- Provided information:
»»
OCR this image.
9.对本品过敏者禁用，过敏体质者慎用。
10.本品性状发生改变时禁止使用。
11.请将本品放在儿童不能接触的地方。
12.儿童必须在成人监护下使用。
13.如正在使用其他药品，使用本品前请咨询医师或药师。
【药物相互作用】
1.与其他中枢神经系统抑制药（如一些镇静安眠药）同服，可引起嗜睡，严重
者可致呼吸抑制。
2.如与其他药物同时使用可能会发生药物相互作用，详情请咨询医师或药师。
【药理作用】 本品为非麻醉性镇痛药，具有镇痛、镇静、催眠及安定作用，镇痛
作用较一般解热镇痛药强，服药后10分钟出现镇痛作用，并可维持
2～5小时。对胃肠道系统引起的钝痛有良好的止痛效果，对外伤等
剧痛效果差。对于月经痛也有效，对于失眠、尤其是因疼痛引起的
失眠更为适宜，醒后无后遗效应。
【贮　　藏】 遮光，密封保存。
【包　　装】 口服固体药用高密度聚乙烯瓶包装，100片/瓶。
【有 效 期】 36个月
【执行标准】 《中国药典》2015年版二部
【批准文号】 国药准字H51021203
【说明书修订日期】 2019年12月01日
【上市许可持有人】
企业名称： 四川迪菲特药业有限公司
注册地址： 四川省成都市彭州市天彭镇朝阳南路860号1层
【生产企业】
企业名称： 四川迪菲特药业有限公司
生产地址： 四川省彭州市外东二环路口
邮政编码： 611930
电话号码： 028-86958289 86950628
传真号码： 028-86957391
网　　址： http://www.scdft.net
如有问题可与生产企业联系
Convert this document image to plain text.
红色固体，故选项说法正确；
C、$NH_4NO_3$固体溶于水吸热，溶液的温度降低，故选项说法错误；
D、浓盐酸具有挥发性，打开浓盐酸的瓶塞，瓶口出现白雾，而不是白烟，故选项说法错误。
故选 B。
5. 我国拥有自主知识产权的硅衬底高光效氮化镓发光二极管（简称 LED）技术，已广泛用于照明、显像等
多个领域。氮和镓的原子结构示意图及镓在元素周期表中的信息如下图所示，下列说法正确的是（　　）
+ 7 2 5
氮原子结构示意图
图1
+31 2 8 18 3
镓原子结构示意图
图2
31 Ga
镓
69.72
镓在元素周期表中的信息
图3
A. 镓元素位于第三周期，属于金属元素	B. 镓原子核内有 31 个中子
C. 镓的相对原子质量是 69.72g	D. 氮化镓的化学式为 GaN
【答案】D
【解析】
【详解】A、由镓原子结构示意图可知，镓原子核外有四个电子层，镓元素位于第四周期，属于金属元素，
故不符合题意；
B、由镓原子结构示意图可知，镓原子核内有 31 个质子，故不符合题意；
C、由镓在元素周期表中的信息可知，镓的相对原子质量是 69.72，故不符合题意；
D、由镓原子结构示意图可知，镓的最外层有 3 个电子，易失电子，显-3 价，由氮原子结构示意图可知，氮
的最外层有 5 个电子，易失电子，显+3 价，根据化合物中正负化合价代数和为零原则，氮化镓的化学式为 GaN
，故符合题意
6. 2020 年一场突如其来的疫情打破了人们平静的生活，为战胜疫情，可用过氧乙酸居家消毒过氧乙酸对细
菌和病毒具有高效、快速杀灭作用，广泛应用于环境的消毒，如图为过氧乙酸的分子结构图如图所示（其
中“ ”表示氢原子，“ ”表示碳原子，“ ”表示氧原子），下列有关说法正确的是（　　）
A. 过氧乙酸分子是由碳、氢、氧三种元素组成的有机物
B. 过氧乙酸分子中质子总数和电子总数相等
««
- Problem to solve: Look for the word "image" and return every line where it occurs.

- Answer to the exercise:
OCR this image.
Convert this document image to plain text.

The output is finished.